WORK TO COMPLETE:
Copy out every line that contains "change".

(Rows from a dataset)
* * * * * * *
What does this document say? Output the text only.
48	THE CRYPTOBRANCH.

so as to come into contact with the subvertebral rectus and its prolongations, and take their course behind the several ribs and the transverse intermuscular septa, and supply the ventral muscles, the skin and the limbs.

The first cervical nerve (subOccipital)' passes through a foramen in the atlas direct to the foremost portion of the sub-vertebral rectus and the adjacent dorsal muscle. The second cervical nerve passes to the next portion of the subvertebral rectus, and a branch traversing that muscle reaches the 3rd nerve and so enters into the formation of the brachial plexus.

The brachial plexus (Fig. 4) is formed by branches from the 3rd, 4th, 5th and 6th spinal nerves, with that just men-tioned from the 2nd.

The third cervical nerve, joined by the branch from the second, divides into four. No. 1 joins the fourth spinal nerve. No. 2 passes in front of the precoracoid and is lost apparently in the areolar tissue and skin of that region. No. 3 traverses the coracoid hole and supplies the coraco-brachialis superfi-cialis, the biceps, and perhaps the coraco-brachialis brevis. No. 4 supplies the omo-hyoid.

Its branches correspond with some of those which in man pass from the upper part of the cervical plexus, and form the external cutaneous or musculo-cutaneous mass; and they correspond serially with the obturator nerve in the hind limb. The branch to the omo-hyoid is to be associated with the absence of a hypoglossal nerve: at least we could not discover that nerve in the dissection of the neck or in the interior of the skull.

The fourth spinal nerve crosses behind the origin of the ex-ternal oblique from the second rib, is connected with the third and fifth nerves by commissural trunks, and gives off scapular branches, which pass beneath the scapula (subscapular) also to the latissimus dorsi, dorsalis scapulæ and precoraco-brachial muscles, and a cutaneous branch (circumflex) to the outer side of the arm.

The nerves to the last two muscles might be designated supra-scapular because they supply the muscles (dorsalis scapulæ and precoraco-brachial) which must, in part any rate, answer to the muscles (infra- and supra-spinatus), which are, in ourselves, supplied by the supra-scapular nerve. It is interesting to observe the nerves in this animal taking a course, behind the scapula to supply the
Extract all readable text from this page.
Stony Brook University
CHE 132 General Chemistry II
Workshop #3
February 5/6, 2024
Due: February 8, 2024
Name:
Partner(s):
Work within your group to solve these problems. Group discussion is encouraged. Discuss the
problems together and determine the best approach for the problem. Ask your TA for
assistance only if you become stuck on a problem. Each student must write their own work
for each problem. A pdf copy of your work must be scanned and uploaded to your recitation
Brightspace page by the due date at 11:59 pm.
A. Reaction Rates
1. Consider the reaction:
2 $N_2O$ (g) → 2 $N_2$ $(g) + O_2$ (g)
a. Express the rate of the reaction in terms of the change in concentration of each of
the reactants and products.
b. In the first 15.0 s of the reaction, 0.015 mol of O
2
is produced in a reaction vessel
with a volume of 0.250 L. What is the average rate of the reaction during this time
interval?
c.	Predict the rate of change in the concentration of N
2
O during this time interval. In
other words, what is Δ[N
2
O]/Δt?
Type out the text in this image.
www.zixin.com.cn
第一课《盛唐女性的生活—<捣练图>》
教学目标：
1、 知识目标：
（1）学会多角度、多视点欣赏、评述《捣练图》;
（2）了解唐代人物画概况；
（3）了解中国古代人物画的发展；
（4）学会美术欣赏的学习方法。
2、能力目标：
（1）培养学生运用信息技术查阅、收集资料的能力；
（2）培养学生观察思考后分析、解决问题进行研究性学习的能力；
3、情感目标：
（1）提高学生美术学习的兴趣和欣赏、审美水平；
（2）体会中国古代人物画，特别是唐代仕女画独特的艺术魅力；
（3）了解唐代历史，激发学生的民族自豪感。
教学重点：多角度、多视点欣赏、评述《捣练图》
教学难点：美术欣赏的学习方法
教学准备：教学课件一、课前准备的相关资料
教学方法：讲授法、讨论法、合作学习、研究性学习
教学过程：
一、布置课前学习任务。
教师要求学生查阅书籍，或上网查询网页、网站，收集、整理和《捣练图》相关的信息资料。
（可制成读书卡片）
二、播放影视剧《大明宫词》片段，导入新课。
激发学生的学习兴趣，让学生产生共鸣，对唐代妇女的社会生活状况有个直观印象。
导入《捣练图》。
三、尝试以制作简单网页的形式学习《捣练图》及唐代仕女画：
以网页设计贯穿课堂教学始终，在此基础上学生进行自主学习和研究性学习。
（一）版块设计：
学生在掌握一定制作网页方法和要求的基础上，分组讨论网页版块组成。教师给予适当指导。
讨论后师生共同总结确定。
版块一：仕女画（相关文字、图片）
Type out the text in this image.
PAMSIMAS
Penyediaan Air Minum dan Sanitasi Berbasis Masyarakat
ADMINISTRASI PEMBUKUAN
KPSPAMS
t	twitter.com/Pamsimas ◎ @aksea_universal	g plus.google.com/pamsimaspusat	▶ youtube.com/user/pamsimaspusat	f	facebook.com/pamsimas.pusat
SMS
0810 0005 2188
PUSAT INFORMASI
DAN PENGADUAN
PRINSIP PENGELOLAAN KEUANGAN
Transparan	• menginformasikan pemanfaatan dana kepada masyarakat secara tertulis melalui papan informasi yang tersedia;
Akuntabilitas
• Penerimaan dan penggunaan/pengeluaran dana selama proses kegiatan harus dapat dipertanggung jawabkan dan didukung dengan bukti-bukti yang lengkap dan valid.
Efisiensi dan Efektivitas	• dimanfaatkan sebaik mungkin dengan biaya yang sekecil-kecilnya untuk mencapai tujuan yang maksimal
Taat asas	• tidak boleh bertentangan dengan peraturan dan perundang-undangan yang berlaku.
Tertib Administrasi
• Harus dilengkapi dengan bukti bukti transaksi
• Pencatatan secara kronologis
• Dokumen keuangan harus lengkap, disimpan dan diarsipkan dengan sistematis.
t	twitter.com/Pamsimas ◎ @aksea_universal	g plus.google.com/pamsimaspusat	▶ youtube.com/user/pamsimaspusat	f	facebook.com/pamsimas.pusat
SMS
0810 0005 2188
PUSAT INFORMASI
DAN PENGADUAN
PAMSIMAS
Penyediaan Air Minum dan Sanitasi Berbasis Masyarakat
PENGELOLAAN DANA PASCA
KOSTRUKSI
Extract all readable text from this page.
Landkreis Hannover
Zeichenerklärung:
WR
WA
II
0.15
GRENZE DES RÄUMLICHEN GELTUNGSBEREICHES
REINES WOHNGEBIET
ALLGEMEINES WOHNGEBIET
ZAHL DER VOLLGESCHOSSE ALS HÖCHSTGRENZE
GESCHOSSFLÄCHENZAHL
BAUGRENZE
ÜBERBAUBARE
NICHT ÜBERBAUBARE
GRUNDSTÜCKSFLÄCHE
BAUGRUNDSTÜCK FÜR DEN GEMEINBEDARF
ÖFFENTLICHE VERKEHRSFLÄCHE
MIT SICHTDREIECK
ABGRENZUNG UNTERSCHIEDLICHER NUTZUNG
* * * * * * *
REPLY:
a. Express the rate of the reaction in terms of the change in concentration of each of
c.	Predict the rate of change in the concentration of N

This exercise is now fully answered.